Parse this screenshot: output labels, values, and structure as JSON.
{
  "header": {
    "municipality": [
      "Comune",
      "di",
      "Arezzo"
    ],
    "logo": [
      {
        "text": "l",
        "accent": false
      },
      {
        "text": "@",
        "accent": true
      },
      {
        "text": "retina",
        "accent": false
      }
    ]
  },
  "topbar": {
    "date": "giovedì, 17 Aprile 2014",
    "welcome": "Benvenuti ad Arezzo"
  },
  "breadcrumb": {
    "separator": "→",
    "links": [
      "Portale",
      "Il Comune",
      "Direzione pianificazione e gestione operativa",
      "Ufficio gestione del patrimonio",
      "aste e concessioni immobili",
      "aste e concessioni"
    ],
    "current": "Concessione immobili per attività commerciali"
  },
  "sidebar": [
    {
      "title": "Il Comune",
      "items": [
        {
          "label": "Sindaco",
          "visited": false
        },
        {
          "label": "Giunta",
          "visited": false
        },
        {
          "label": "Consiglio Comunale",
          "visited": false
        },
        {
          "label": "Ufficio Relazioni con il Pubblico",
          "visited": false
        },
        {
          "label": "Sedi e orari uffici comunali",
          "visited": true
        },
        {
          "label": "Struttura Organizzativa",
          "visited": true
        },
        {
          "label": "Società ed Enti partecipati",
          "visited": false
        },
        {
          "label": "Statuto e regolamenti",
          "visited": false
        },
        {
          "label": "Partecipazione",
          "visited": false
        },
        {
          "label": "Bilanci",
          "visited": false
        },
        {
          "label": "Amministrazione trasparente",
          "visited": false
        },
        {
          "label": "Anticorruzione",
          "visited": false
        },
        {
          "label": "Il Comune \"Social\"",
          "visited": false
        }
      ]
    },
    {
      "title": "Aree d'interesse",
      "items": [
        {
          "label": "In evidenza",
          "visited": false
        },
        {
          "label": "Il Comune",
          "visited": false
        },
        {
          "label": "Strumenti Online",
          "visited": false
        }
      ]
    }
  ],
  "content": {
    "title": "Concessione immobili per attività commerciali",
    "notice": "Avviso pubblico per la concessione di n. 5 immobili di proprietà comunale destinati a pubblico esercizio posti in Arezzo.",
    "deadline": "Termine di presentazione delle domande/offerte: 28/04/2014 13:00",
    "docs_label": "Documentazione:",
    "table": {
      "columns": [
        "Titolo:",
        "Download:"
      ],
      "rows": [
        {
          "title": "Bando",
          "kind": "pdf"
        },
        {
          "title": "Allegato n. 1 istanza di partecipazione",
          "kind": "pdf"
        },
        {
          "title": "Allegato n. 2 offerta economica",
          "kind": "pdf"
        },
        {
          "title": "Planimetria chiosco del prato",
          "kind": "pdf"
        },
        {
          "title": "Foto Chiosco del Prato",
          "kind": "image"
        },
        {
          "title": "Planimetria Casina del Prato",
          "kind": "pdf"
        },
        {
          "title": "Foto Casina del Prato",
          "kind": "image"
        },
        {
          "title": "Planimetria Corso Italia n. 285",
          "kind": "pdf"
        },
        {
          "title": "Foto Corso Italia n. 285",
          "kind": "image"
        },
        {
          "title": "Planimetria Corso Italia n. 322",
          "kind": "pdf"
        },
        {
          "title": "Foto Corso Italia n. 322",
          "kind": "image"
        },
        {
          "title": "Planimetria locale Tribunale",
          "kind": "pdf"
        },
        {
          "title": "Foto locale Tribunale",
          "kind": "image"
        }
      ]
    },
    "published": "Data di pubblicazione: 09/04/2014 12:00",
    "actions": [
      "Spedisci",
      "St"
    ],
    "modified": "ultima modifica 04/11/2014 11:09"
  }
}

Exercise: Repeat every record, keeping each word and mark exactly as it is.

Written answer:
Parse this screenshot: output labels, values, and structure as JSON.
{
  "header": {
    "municipality": [
      "Comune",
      "di",
      "Arezzo"
    ],
    "logo": [
      {
        "text": "l",
        "accent": false
      },
      {
        "text": "@",
        "accent": true
      },
      {
        "text": "retina",
        "accent": false
      }
    ]
  },
  "topbar": {
    "date": "giovedì, 17 Aprile 2014",
    "welcome": "Benvenuti ad Arezzo"
  },
  "breadcrumb": {
    "separator": "→",
    "links": [
      "Portale",
      "Il Comune",
      "Direzione pianificazione e gestione operativa",
      "Ufficio gestione del patrimonio",
      "aste e concessioni immobili",
      "aste e concessioni"
    ],
    "current": "Concessione immobili per attività commerciali"
  },
  "sidebar": [
    {
      "title": "Il Comune",
      "items": [
        {
          "label": "Sindaco",
          "visited": false
        },
        {
          "label": "Giunta",
          "visited": false
        },
        {
          "label": "Consiglio Comunale",
          "visited": false
        },
        {
          "label": "Ufficio Relazioni con il Pubblico",
          "visited": false
        },
        {
          "label": "Sedi e orari uffici comunali",
          "visited": true
        },
        {
          "label": "Struttura Organizzativa",
          "visited": true
        },
        {
          "label": "Società ed Enti partecipati",
          "visited": false
        },
        {
          "label": "Statuto e regolamenti",
          "visited": false
        },
        {
          "label": "Partecipazione",
          "visited": false
        },
        {
          "label": "Bilanci",
          "visited": false
        },
        {
          "label": "Amministrazione trasparente",
          "visited": false
        },
        {
          "label": "Anticorruzione",
          "visited": false
        },
        {
          "label": "Il Comune \"Social\"",
          "visited": false
        }
      ]
    },
    {
      "title": "Aree d'interesse",
      "items": [
        {
          "label": "In evidenza",
          "visited": false
        },
        {
          "label": "Il Comune",
          "visited": false
        },
        {
          "label": "Strumenti Online",
          "visited": false
        }
      ]
    }
  ],
  "content": {
    "title": "Concessione immobili per attività commerciali",
    "notice": "Avviso pubblico per la concessione di n. 5 immobili di proprietà comunale destinati a pubblico esercizio posti in Arezzo.",
    "deadline": "Termine di presentazione delle domande/offerte: 28/04/2014 13:00",
    "docs_label": "Documentazione:",
    "table": {
      "columns": [
        "Titolo:",
        "Download:"
      ],
      "rows": [
        {
          "title": "Bando",
          "kind": "pdf"
        },
        {
          "title": "Allegato n. 1 istanza di partecipazione",
          "kind": "pdf"
        },
        {
          "title": "Allegato n. 2 offerta economica",
          "kind": "pdf"
        },
        {
          "title": "Planimetria chiosco del prato",
          "kind": "pdf"
        },
        {
          "title": "Foto Chiosco del Prato",
          "kind": "image"
        },
        {
          "title": "Planimetria Casina del Prato",
          "kind": "pdf"
        },
        {
          "title": "Foto Casina del Prato",
          "kind": "image"
        },
        {
          "title": "Planimetria Corso Italia n. 285",
          "kind": "pdf"
        },
        {
          "title": "Foto Corso Italia n. 285",
          "kind": "image"
        },
        {
          "title": "Planimetria Corso Italia n. 322",
          "kind": "pdf"
        },
        {
          "title": "Foto Corso Italia n. 322",
          "kind": "image"
        },
        {
          "title": "Planimetria locale Tribunale",
          "kind": "pdf"
        },
        {
          "title": "Foto locale Tribunale",
          "kind": "image"
        }
      ]
    },
    "published": "Data di pubblicazione: 09/04/2014 12:00",
    "actions": [
      "Spedisci",
      "St"
    ],
    "modified": "ultima modifica 04/11/2014 11:09"
  }
}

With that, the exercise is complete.